**Work request**
Return every line of the listing that includes the string "sense".

**Material supplied**
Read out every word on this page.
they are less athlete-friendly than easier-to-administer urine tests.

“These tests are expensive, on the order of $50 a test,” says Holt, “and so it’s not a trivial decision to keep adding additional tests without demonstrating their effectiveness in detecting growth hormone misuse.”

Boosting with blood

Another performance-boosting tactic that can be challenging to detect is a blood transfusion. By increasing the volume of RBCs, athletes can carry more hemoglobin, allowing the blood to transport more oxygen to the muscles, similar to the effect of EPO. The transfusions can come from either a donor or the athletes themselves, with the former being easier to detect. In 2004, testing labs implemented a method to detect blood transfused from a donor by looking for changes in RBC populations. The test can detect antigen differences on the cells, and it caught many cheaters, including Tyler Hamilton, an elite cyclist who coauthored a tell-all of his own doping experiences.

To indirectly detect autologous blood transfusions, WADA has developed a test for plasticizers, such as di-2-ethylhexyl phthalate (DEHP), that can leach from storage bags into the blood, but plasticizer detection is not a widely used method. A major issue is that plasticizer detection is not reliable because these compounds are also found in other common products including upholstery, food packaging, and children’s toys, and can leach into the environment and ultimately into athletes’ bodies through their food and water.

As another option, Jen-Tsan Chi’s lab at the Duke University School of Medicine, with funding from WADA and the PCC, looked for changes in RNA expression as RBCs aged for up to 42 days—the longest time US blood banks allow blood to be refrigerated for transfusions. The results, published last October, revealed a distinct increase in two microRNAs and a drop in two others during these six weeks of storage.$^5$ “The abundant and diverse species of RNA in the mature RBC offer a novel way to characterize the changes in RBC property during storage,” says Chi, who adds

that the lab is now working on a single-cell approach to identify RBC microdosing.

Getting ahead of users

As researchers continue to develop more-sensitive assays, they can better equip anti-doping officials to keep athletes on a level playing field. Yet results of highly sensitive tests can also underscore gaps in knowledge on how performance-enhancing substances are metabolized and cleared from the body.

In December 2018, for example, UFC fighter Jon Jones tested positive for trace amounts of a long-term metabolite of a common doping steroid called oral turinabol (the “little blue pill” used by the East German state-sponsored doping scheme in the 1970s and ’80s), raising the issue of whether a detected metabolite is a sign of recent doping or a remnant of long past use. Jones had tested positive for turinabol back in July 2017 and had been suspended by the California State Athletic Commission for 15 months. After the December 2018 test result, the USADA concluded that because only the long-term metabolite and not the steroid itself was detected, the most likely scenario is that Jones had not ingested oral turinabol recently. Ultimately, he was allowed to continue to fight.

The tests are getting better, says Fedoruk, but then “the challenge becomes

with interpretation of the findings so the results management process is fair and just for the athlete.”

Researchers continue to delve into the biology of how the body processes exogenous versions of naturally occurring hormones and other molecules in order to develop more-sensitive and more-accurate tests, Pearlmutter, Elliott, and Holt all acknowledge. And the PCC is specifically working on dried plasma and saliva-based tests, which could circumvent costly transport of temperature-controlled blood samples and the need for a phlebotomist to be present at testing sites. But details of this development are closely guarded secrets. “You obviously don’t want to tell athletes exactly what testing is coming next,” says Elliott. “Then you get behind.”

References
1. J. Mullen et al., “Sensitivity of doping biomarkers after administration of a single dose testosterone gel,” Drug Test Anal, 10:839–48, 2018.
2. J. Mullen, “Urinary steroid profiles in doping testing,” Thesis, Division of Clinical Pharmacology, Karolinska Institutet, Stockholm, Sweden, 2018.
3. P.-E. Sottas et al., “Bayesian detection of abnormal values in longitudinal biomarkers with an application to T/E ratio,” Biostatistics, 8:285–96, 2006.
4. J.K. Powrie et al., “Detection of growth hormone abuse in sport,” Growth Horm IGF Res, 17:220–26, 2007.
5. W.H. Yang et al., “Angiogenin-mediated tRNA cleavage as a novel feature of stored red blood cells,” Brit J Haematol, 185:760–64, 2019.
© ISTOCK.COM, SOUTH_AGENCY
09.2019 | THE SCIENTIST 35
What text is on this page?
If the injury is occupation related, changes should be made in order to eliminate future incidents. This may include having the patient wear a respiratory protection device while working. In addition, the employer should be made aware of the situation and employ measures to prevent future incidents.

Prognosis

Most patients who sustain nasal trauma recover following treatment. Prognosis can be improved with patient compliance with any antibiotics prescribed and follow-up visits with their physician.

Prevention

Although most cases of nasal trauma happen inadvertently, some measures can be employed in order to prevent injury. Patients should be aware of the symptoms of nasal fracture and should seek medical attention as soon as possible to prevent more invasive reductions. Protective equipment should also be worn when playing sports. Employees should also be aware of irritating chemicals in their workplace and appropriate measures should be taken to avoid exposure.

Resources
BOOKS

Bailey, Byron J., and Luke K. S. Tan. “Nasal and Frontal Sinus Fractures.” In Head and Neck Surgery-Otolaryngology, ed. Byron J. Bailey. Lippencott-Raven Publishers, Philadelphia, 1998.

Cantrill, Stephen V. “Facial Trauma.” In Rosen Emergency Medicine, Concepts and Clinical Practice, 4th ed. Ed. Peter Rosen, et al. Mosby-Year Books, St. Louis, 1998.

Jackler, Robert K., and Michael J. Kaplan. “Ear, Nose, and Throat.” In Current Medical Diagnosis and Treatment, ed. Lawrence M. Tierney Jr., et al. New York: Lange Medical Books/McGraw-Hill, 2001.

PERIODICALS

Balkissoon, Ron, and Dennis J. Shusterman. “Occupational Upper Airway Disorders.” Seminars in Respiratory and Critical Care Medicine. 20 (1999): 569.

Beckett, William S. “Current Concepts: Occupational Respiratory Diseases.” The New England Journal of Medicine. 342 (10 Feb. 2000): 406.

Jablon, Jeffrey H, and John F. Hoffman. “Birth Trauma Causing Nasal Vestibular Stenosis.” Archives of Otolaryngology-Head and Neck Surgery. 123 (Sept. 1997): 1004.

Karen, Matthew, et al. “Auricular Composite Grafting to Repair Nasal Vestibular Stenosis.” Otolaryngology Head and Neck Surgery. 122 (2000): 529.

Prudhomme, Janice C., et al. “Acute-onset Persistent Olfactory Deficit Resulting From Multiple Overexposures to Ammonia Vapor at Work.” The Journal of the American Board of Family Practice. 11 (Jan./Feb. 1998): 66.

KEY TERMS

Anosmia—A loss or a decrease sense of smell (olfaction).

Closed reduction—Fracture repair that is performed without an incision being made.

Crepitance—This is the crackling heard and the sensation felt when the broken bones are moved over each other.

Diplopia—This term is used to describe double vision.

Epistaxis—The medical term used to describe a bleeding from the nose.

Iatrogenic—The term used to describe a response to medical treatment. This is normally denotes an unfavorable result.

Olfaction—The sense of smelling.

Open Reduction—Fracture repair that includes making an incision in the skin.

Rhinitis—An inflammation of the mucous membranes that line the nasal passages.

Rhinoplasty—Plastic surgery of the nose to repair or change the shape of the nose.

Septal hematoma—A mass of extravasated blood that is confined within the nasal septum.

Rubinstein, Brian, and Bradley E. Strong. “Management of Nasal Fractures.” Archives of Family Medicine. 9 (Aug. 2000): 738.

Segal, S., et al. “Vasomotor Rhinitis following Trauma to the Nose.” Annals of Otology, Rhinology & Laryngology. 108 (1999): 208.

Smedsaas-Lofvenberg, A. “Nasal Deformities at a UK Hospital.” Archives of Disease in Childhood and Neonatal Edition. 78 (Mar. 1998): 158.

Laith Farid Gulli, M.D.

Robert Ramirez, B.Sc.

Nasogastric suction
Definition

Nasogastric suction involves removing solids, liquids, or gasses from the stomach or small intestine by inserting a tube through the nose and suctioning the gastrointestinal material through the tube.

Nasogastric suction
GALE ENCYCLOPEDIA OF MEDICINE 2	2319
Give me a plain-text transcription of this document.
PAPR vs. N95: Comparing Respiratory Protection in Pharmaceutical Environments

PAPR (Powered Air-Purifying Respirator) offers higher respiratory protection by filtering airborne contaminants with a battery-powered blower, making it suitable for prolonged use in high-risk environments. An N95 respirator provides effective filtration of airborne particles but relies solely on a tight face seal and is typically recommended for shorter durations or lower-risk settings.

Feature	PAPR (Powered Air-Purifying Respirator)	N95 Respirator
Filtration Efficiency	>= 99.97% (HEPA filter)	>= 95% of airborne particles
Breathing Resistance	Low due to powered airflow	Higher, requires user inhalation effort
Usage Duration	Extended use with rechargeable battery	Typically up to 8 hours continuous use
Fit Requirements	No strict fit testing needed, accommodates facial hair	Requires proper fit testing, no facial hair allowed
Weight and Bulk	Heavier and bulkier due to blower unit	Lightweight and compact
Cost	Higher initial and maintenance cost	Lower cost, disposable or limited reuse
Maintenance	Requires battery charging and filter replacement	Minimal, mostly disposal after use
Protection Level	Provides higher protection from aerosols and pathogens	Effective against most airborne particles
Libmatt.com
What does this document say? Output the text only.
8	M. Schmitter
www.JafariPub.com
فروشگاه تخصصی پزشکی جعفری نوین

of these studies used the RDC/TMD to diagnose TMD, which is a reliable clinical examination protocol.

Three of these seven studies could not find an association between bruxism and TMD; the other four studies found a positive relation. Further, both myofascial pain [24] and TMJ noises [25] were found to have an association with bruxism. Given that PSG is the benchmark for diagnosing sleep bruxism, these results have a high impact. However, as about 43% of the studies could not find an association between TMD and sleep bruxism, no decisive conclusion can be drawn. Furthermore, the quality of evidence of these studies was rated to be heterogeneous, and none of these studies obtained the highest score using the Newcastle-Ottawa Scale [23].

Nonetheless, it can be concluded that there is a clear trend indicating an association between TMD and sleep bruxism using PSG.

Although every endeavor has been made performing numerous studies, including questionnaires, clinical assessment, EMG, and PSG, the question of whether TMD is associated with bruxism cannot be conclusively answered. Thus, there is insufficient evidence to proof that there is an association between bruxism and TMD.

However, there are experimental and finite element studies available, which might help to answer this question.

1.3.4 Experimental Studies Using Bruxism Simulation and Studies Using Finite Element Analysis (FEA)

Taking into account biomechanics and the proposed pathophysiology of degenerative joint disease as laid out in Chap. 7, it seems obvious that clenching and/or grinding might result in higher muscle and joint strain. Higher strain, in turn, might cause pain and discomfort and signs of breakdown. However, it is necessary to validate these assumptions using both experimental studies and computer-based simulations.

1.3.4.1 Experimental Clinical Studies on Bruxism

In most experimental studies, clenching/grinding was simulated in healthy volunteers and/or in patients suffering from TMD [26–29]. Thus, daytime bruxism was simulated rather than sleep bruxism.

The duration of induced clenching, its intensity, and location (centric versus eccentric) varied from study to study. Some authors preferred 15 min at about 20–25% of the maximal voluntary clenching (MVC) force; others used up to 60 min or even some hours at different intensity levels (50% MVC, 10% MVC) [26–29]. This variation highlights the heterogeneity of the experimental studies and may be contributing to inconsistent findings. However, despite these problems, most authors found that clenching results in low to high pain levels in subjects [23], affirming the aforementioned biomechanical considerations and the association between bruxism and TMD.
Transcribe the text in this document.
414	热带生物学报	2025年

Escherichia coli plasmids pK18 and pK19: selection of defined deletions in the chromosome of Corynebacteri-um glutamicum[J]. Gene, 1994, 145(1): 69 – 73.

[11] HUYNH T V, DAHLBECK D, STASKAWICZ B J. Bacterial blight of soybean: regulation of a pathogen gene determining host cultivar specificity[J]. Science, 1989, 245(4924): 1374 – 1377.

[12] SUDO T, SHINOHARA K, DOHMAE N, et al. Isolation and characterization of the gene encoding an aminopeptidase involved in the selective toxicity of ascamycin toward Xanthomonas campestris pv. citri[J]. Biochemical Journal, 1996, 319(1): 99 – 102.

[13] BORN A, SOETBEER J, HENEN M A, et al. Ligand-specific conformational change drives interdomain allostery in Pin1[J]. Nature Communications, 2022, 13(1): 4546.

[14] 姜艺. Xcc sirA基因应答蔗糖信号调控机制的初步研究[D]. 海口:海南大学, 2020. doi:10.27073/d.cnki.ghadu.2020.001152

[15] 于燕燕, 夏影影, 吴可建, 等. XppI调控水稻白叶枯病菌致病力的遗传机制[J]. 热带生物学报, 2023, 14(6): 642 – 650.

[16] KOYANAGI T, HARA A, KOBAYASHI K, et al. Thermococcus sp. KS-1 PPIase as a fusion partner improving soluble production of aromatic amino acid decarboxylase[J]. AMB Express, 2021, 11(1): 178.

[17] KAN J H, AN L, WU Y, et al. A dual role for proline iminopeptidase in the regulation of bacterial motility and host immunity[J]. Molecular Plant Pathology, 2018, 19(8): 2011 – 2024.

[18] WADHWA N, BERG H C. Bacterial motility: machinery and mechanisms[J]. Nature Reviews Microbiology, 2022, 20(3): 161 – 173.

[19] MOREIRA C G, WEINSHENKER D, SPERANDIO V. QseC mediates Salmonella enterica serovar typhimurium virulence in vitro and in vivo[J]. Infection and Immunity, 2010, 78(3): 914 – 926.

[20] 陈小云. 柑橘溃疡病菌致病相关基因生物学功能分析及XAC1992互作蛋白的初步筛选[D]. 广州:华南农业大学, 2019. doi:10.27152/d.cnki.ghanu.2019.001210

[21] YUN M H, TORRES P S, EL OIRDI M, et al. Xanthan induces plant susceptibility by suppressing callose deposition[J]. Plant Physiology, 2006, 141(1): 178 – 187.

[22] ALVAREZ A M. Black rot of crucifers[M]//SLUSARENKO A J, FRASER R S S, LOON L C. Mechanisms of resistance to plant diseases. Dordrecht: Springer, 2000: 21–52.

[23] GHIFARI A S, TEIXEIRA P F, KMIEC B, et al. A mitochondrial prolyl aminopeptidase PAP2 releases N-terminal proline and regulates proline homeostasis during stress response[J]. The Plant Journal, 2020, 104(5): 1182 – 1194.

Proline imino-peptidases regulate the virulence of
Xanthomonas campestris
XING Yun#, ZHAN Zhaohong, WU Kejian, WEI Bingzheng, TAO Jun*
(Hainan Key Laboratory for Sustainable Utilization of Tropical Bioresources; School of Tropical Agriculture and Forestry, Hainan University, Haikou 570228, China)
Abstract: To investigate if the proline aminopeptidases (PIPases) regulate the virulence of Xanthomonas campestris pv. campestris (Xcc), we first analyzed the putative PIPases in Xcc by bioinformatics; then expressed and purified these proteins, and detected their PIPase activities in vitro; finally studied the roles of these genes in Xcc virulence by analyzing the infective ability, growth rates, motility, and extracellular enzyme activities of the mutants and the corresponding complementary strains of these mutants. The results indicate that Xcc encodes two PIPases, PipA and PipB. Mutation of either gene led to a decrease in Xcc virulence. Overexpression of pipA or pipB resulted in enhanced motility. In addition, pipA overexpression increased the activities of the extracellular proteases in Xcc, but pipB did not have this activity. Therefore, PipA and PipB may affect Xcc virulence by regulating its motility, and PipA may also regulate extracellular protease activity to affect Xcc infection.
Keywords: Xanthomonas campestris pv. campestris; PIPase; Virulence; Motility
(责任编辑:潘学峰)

**Expected output**
Anosmia—A loss or a decrease sense of smell (olfaction).
Olfaction—The sense of smelling.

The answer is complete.